*** MATERIAL
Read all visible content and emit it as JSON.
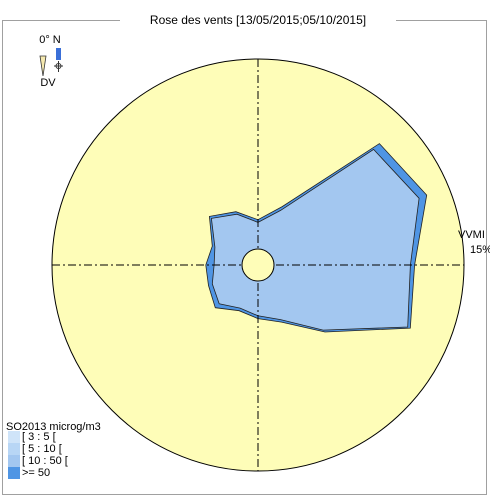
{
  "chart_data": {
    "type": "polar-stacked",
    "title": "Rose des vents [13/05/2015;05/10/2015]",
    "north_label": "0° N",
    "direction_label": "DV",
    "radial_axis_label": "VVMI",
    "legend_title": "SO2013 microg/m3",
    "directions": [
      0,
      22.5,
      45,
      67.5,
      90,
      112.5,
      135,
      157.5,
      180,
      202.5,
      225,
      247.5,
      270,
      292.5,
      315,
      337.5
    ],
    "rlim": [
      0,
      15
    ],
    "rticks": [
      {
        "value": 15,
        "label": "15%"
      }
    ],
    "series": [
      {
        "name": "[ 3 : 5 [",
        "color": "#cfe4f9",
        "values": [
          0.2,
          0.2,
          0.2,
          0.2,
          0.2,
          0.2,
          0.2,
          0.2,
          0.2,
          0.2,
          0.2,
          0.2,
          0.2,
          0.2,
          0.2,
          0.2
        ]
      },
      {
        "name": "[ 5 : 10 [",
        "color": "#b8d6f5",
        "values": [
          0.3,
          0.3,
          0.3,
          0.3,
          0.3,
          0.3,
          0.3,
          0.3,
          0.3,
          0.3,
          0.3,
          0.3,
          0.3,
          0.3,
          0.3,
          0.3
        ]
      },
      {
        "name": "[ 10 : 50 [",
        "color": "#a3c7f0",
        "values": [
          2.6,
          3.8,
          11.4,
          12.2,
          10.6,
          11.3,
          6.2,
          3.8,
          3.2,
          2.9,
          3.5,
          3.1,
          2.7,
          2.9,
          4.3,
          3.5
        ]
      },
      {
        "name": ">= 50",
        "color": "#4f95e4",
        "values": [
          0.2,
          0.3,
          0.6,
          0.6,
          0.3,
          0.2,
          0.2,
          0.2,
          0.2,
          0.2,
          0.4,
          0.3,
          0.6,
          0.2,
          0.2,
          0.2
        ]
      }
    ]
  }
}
******
*** MATERIAL
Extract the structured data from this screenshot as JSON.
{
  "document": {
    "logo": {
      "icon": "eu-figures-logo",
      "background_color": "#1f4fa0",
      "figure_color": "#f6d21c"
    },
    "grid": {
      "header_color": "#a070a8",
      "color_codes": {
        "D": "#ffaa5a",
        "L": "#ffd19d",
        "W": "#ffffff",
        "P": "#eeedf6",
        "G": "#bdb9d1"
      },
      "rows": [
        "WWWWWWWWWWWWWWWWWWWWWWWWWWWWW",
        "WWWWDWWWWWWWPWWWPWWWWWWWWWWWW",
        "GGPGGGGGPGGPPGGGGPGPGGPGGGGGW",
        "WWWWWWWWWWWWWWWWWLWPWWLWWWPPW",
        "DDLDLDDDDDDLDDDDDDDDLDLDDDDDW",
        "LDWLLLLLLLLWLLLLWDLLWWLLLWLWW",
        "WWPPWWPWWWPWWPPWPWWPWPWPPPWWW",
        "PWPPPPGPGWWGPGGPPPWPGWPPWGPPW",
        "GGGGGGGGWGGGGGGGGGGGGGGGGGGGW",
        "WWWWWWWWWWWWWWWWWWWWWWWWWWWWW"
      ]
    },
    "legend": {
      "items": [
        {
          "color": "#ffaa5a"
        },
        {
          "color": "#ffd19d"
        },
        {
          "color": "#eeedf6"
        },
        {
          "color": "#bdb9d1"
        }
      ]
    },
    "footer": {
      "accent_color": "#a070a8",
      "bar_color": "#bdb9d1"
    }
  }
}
******
For each line above that contains the word "WWWWWWWWWWWWWWWWWWWWWWWWWWWWW", copy that line.

        "WWWWWWWWWWWWWWWWWWWWWWWWWWWWW",
        "WWWWWWWWWWWWWWWWWWWWWWWWWWWWW"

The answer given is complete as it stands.